• _Aim_
Search the data for the word "hover" and copy every line where it occurs.

(Figure collection entries)
•••

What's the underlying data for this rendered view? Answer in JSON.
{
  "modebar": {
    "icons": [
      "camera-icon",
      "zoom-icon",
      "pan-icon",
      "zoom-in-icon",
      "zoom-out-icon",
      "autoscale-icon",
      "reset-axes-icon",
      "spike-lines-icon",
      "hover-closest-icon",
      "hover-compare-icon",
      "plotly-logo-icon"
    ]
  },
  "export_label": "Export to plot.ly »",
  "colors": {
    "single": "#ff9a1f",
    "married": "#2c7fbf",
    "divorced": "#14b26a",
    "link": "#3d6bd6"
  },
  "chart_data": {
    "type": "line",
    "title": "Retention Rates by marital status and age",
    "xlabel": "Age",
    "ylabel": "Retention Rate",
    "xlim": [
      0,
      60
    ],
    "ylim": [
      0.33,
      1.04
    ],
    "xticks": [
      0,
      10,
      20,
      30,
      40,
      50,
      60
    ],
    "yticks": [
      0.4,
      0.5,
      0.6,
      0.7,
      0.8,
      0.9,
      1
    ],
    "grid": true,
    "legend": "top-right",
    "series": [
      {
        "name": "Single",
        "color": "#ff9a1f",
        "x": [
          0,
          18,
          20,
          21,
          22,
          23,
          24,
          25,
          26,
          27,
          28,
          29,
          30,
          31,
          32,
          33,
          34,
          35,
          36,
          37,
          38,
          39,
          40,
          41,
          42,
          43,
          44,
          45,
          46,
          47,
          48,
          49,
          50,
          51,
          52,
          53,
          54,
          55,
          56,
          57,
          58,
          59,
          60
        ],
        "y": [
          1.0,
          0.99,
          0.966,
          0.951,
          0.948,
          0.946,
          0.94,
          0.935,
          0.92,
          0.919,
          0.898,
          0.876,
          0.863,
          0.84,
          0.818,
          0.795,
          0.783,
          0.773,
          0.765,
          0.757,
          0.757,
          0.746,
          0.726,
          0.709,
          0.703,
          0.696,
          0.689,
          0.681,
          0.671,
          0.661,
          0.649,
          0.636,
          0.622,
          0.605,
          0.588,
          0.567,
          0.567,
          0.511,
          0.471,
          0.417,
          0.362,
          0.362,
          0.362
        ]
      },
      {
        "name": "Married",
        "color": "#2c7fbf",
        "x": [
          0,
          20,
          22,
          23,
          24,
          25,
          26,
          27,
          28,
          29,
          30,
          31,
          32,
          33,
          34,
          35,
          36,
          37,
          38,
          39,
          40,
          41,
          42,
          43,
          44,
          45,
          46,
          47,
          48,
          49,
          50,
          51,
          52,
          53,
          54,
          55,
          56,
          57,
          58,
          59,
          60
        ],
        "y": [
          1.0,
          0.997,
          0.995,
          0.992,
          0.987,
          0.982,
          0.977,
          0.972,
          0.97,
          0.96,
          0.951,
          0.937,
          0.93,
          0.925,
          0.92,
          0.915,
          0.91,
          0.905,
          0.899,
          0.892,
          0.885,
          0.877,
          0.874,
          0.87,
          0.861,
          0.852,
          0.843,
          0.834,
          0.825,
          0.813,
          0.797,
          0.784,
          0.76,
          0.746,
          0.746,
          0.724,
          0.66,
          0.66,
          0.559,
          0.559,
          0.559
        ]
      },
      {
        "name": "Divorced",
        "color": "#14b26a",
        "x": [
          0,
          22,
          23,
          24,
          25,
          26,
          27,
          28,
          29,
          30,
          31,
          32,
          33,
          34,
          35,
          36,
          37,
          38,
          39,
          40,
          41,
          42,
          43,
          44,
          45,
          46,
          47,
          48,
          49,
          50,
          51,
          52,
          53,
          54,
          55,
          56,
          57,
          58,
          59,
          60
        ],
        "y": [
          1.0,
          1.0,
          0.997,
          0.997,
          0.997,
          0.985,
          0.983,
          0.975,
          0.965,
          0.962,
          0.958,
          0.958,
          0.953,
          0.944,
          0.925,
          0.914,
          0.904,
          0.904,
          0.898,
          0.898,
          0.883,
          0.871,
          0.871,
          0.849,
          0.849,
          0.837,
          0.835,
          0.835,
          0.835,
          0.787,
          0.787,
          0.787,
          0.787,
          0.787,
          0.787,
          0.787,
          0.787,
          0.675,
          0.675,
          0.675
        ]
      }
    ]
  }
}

•••

• _Solved exercise_
      "hover-closest-icon",
      "hover-compare-icon",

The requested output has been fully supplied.